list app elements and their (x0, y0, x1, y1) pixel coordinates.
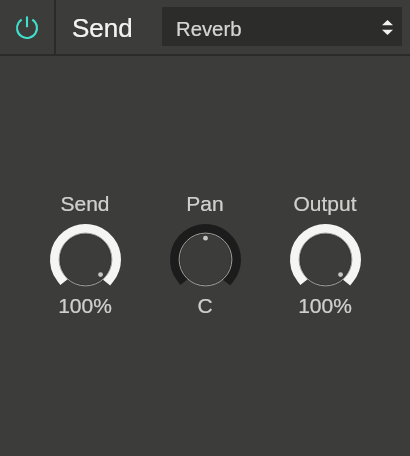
button[interactable]: Send 100% (25, 190, 145, 316)
button[interactable]: Power (0, 0, 54, 55)
button[interactable]: Reverb (162, 7, 402, 46)
staticText: 100% (298, 294, 352, 317)
staticText: C (197, 294, 213, 317)
staticText: Send (72, 13, 133, 42)
staticText: 100% (58, 294, 112, 317)
button[interactable]: Pan C (145, 190, 265, 316)
staticText: Output (293, 192, 357, 215)
staticText: Pan (186, 192, 224, 215)
staticText: Reverb (176, 18, 242, 41)
staticText: Send (60, 192, 110, 215)
button[interactable]: Output 100% (265, 190, 385, 316)
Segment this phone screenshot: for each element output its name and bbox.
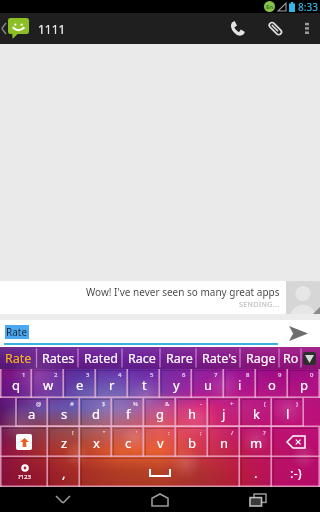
button[interactable]: o bbox=[256, 369, 288, 398]
staticText: ! bbox=[72, 429, 74, 437]
staticText: :-) bbox=[290, 464, 302, 482]
staticText: + bbox=[230, 400, 234, 408]
button[interactable]: Rage bbox=[241, 347, 280, 369]
button[interactable]: i bbox=[224, 369, 256, 398]
staticText: f bbox=[126, 405, 131, 423]
button[interactable]: Delete bbox=[272, 427, 320, 457]
button[interactable]: , bbox=[48, 457, 80, 487]
staticText: 1 bbox=[22, 371, 26, 379]
staticText: i bbox=[238, 376, 242, 394]
button[interactable]: Shift bbox=[0, 427, 48, 457]
button[interactable]: Rates bbox=[37, 347, 79, 369]
button[interactable]: k bbox=[240, 398, 272, 427]
staticText: ; bbox=[200, 429, 202, 437]
staticText: . bbox=[254, 464, 258, 482]
button[interactable]: f bbox=[112, 398, 144, 427]
staticText: ? bbox=[263, 429, 266, 437]
button[interactable]: Rare bbox=[161, 347, 197, 369]
button[interactable]: d bbox=[80, 398, 112, 427]
staticText: x bbox=[93, 434, 100, 452]
staticText: SENDING... bbox=[239, 300, 280, 310]
button[interactable]: Expand suggestions bbox=[303, 352, 316, 365]
other: Symbols bbox=[18, 463, 31, 481]
staticText: l bbox=[286, 405, 290, 423]
button[interactable]: . bbox=[240, 457, 272, 487]
staticText: u bbox=[204, 376, 213, 394]
button[interactable]: Call bbox=[218, 13, 256, 44]
staticText: Rated bbox=[84, 350, 119, 367]
button[interactable]: Space bbox=[80, 457, 240, 487]
button[interactable]: x bbox=[80, 427, 112, 457]
staticText: Race bbox=[128, 350, 156, 367]
staticText: Wow! I've never seen so many great apps bbox=[86, 285, 280, 299]
staticText: , bbox=[62, 464, 66, 482]
staticText: k bbox=[253, 405, 260, 423]
button[interactable]: b bbox=[176, 427, 208, 457]
button[interactable]: More options bbox=[294, 13, 320, 44]
staticText: s bbox=[61, 405, 68, 423]
staticText: Ro bbox=[283, 350, 299, 367]
staticText: Rate bbox=[6, 325, 28, 339]
staticText: 4 bbox=[118, 371, 122, 379]
staticText: Rate's bbox=[202, 350, 237, 367]
staticText: # bbox=[70, 400, 74, 408]
staticText: o bbox=[268, 376, 276, 394]
staticText: z bbox=[61, 434, 68, 452]
button[interactable]: a bbox=[16, 398, 48, 427]
staticText: b bbox=[188, 434, 196, 452]
staticText: y bbox=[173, 376, 180, 394]
button[interactable]: w bbox=[32, 369, 64, 398]
button[interactable]: Rate bbox=[0, 347, 37, 369]
staticText: Rare bbox=[166, 350, 193, 367]
button[interactable] bbox=[0, 13, 33, 44]
staticText: $ bbox=[102, 400, 106, 408]
button[interactable]: n bbox=[208, 427, 240, 457]
button[interactable]: Back bbox=[28, 487, 98, 512]
staticText: a bbox=[28, 405, 36, 423]
button[interactable]: u bbox=[192, 369, 224, 398]
staticText: r bbox=[109, 376, 115, 394]
button[interactable]: z bbox=[48, 427, 80, 457]
button[interactable]: t bbox=[128, 369, 160, 398]
button[interactable]: Home bbox=[125, 487, 195, 512]
button[interactable]: e bbox=[64, 369, 96, 398]
other: Shift bbox=[16, 434, 32, 450]
staticText: g bbox=[156, 405, 164, 423]
staticText: w bbox=[43, 376, 54, 394]
staticText: n bbox=[220, 434, 229, 452]
button[interactable]: m bbox=[240, 427, 272, 457]
staticText: 0 bbox=[310, 371, 314, 379]
button[interactable]: Symbols bbox=[0, 457, 48, 487]
staticText: 8 bbox=[246, 371, 250, 379]
button[interactable]: c bbox=[112, 427, 144, 457]
button[interactable]: Ro bbox=[280, 347, 302, 369]
button[interactable]: Race bbox=[123, 347, 161, 369]
button[interactable]: p bbox=[288, 369, 320, 398]
button[interactable]: g bbox=[144, 398, 176, 427]
button[interactable]: Rate's bbox=[197, 347, 241, 369]
staticText: ( bbox=[264, 400, 266, 408]
button[interactable]: s bbox=[48, 398, 80, 427]
staticText: & bbox=[165, 400, 170, 408]
button[interactable]: Attach bbox=[256, 13, 294, 44]
button[interactable]: Send bbox=[276, 320, 320, 347]
staticText: p bbox=[300, 376, 308, 394]
button[interactable]: q bbox=[0, 369, 32, 398]
staticText: t bbox=[142, 376, 147, 394]
staticText: m bbox=[250, 434, 263, 452]
staticText: - bbox=[200, 400, 202, 408]
staticText: ' bbox=[136, 429, 138, 437]
staticText: 5 bbox=[150, 371, 154, 379]
button[interactable]: j bbox=[208, 398, 240, 427]
button[interactable]: :-) bbox=[272, 457, 320, 487]
button[interactable]: h bbox=[176, 398, 208, 427]
button[interactable]: y bbox=[160, 369, 192, 398]
button[interactable]: Recent apps bbox=[223, 487, 293, 512]
button[interactable]: r bbox=[96, 369, 128, 398]
button[interactable]: v bbox=[144, 427, 176, 457]
button[interactable]: l bbox=[272, 398, 304, 427]
staticText: En bbox=[266, 3, 274, 11]
staticText: q bbox=[12, 376, 20, 394]
button[interactable]: Rated bbox=[79, 347, 123, 369]
staticText: d bbox=[92, 405, 100, 423]
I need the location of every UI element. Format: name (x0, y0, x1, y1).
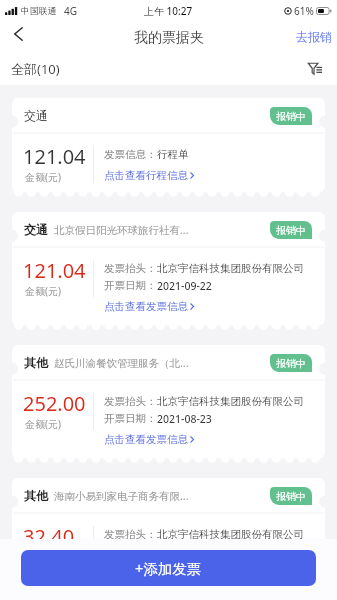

========================

Task requirements: Switch "Reverb" to "Echo" wherever it appears in the records from the start through the line holding "Segment this phone", inclusive, and write those lines out again with everything else unchanged. Leave out the pictures.

Answer to the task:
list app elements and their (x0, y0, x1, y1) pixel coordinates.
button[interactable]: Send 100% (25, 190, 145, 316)
button[interactable]: Power (0, 0, 54, 55)
button[interactable]: Echo (162, 7, 402, 46)
staticText: 100% (298, 294, 352, 317)
staticText: C (197, 294, 213, 317)
staticText: Send (72, 13, 133, 42)
staticText: 100% (58, 294, 112, 317)
button[interactable]: Pan C (145, 190, 265, 316)
staticText: Output (293, 192, 357, 215)
staticText: Pan (186, 192, 224, 215)
staticText: Echo (176, 18, 242, 41)
staticText: Send (60, 192, 110, 215)
button[interactable]: Output 100% (265, 190, 385, 316)
Segment this phone screenshot: for each element output its name and bbox.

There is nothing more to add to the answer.